------ Records for the task ------

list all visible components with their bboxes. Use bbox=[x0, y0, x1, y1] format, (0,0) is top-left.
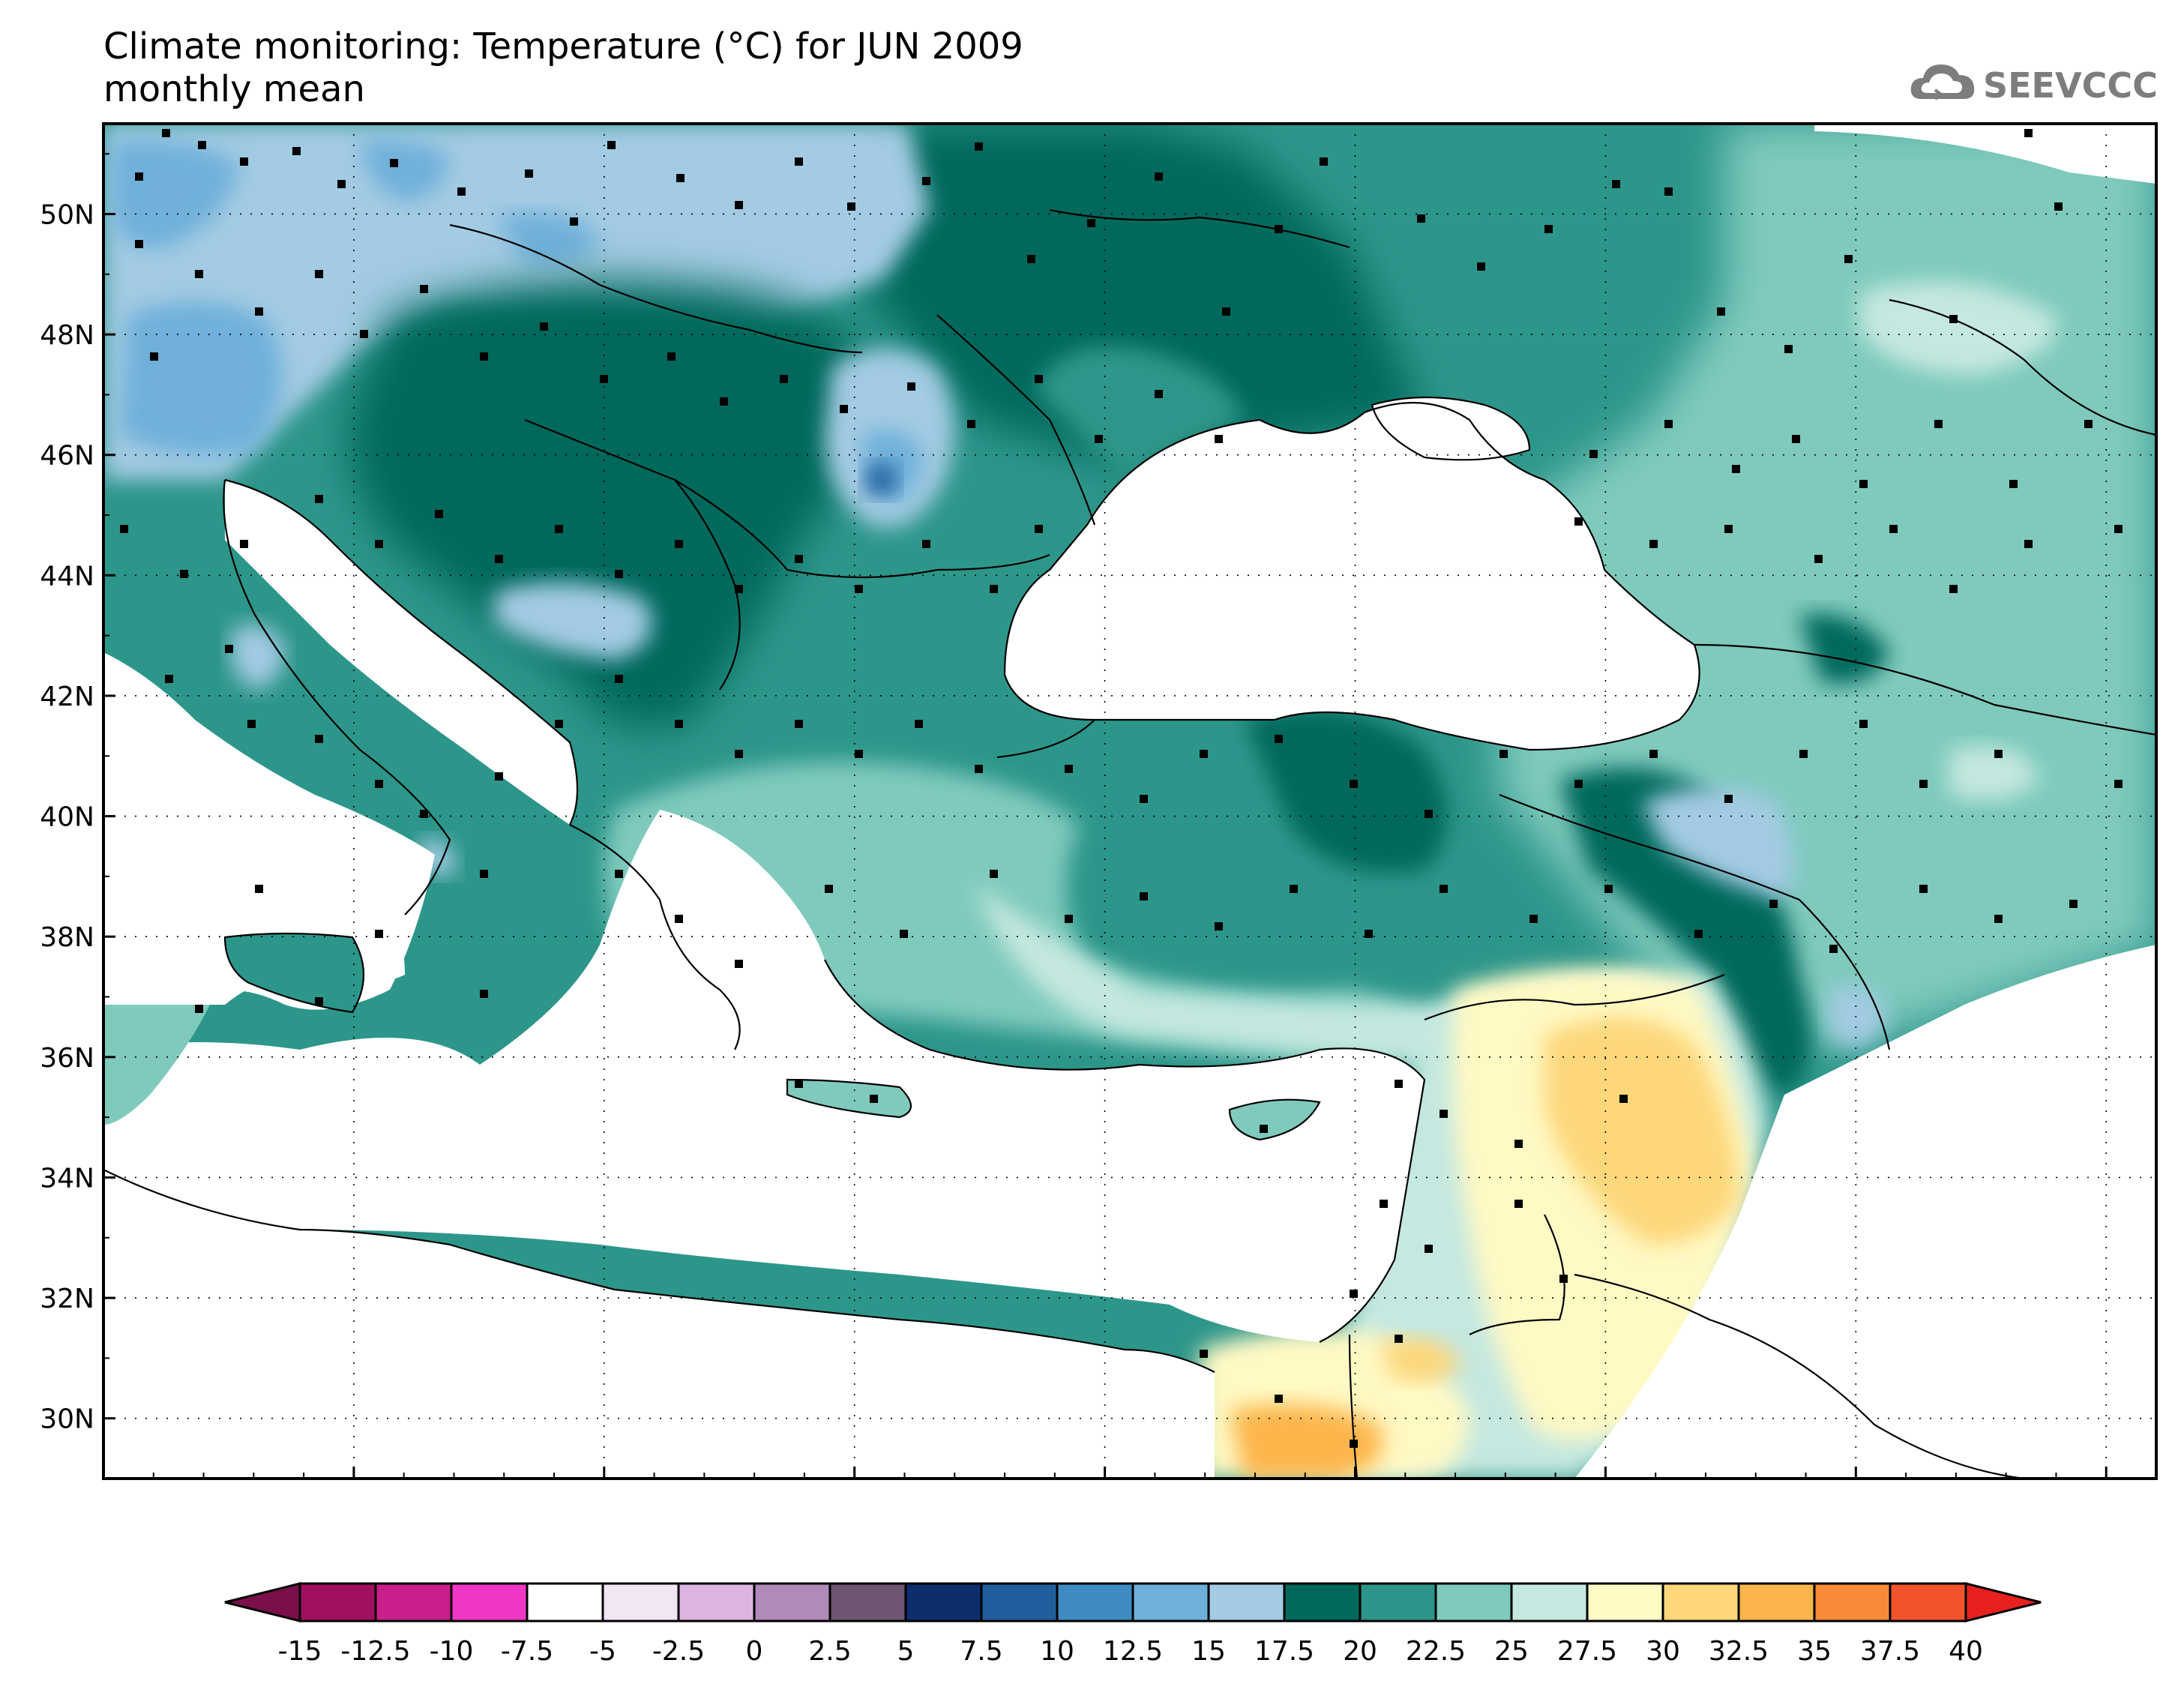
y-tick-label: 42N bbox=[40, 682, 94, 712]
colorbar-label: 27.5 bbox=[1557, 1636, 1617, 1667]
colorbar-box bbox=[677, 1582, 756, 1623]
colorbar-box bbox=[1207, 1582, 1286, 1623]
y-tick-label: 32N bbox=[40, 1284, 94, 1314]
colorbar-label: 5 bbox=[897, 1636, 915, 1667]
y-tick-label: 46N bbox=[40, 441, 94, 472]
seevccc-logo: SEEVCCC bbox=[1910, 64, 2158, 106]
x-tick-label: 35E bbox=[1329, 1497, 1381, 1500]
plot-frame bbox=[102, 122, 2158, 1480]
colorbar-label: 0 bbox=[746, 1636, 763, 1667]
colorbar-label: 37.5 bbox=[1860, 1636, 1920, 1667]
colorbar-box bbox=[450, 1582, 529, 1623]
crete bbox=[787, 1080, 911, 1117]
colorbar-box bbox=[1586, 1582, 1664, 1623]
logo-text: SEEVCCC bbox=[1983, 65, 2158, 106]
x-axis: 10E 15E 20E 25E 30E 35E 40E 45E 50E bbox=[78, 1467, 2132, 1500]
colorbar-label: 7.5 bbox=[960, 1636, 1002, 1667]
coastlines-and-borders bbox=[103, 208, 2156, 1479]
x-tick-label: 40E bbox=[1580, 1497, 1631, 1500]
y-tick-label: 38N bbox=[40, 922, 94, 953]
colorbar-box bbox=[374, 1582, 453, 1623]
colorbar-label: 10 bbox=[1040, 1636, 1074, 1667]
colorbar-label: 35 bbox=[1797, 1636, 1832, 1667]
colorbar-label: 32.5 bbox=[1709, 1636, 1769, 1667]
map-subtitle: monthly mean bbox=[103, 68, 365, 110]
colorbar-box bbox=[1283, 1582, 1362, 1623]
colorbar-box bbox=[1813, 1582, 1892, 1623]
colorbar-box bbox=[1737, 1582, 1816, 1623]
y-tick-label: 44N bbox=[40, 561, 94, 592]
colorbar-label: 17.5 bbox=[1254, 1636, 1314, 1667]
y-axis: 30N 32N 34N 36N 38N 40N 42N 44N 46N 48N 50N bbox=[40, 153, 115, 1479]
colorbar-label: -5 bbox=[589, 1636, 616, 1667]
colorbar-label: 22.5 bbox=[1406, 1636, 1466, 1667]
x-tick-label: 20E bbox=[579, 1497, 631, 1500]
colorbar-box bbox=[1359, 1582, 1437, 1623]
cyprus bbox=[1230, 1099, 1320, 1140]
x-tick-label: 50E bbox=[2081, 1497, 2132, 1500]
adriatic-sea bbox=[225, 480, 577, 825]
colorbar-box bbox=[1510, 1582, 1589, 1623]
colorbar-label: 20 bbox=[1343, 1636, 1377, 1667]
colorbar-label: 40 bbox=[1949, 1636, 1983, 1667]
station-markers bbox=[120, 129, 2123, 1448]
sicily bbox=[225, 933, 364, 1012]
colorbar-box bbox=[980, 1582, 1059, 1623]
colorbar-over-triangle bbox=[1964, 1582, 2042, 1623]
colorbar-box bbox=[526, 1582, 604, 1623]
y-tick-label: 34N bbox=[40, 1163, 94, 1194]
colorbar-under-triangle bbox=[224, 1582, 301, 1623]
colorbar-box bbox=[753, 1582, 831, 1623]
colorbar-box bbox=[1661, 1582, 1740, 1623]
colorbar-boxes bbox=[224, 1582, 2042, 1623]
colorbar-box bbox=[298, 1582, 377, 1623]
colorbar-label: 15 bbox=[1191, 1636, 1226, 1667]
mediterranean-sea-east bbox=[103, 810, 1425, 1342]
north-africa bbox=[103, 1170, 1215, 1479]
colorbar-label: -10 bbox=[430, 1636, 474, 1667]
black-sea bbox=[1005, 403, 1700, 750]
temperature-field bbox=[103, 124, 2156, 1479]
sea-of-azov bbox=[1372, 397, 1529, 460]
x-tick-label: 25E bbox=[828, 1497, 880, 1500]
colorbar-label: -2.5 bbox=[652, 1636, 705, 1667]
colorbar-box bbox=[828, 1582, 907, 1623]
colorbar-label: 30 bbox=[1646, 1636, 1680, 1667]
colorbar-label: 25 bbox=[1494, 1636, 1529, 1667]
colorbar-label: 2.5 bbox=[808, 1636, 851, 1667]
colorbar-box bbox=[1889, 1582, 1967, 1623]
colorbar-box bbox=[1131, 1582, 1210, 1623]
colorbar-label: -12.5 bbox=[340, 1636, 410, 1667]
y-tick-label: 48N bbox=[40, 320, 94, 351]
x-tick-label: 45E bbox=[1830, 1497, 1882, 1500]
x-tick-label: 15E bbox=[328, 1497, 380, 1500]
y-tick-label: 30N bbox=[40, 1404, 94, 1435]
x-tick-label: 30E bbox=[1079, 1497, 1131, 1500]
cloud-icon bbox=[1910, 64, 1975, 100]
colorbar-box bbox=[1056, 1582, 1134, 1623]
colorbar-box bbox=[1434, 1582, 1513, 1623]
colorbar-label: 12.5 bbox=[1103, 1636, 1163, 1667]
colorbar-box bbox=[601, 1582, 680, 1623]
temperature-map: 10E 15E 20E 25E 30E 35E 40E 45E 50E 30N 32N 34N 36N… bbox=[40, 122, 2158, 1500]
colorbar-labels: -15 -12.5 -10 -7.5 -5 -2.5 0 2.5 5 7.5 10 12.5 15 17.… bbox=[278, 1636, 1983, 1667]
colorbar-label: -15 bbox=[278, 1636, 322, 1667]
y-tick-label: 40N bbox=[40, 802, 94, 833]
y-tick-label: 50N bbox=[40, 199, 94, 230]
x-tick-label: 10E bbox=[78, 1497, 130, 1500]
map-title: Climate monitoring: Temperature (°C) for… bbox=[103, 25, 1023, 67]
colorbar-label: -7.5 bbox=[501, 1636, 553, 1667]
colorbar-box bbox=[904, 1582, 983, 1623]
y-tick-label: 36N bbox=[40, 1043, 94, 1074]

------

» Exercise directions
Copy out the lines from the one containing "y-tick-label: 42N bbox=[40, 682, 94, 712]" to the one containing "colorbar-box bbox=[1586, 1582, 1664, 1623]", including both of those lines.

» Output of the exercise
y-tick-label: 42N bbox=[40, 682, 94, 712]
colorbar-label: 27.5 bbox=[1557, 1636, 1617, 1667]
colorbar-box bbox=[677, 1582, 756, 1623]
colorbar-box bbox=[1207, 1582, 1286, 1623]
y-tick-label: 32N bbox=[40, 1284, 94, 1314]
colorbar-label: 5 bbox=[897, 1636, 915, 1667]
y-tick-label: 46N bbox=[40, 441, 94, 472]
seevccc-logo: SEEVCCC bbox=[1910, 64, 2158, 106]
x-tick-label: 35E bbox=[1329, 1497, 1381, 1500]
plot-frame bbox=[102, 122, 2158, 1480]
colorbar-label: 0 bbox=[746, 1636, 763, 1667]
colorbar-label: 37.5 bbox=[1860, 1636, 1920, 1667]
colorbar-box bbox=[450, 1582, 529, 1623]
crete bbox=[787, 1080, 911, 1117]
colorbar-box bbox=[1586, 1582, 1664, 1623]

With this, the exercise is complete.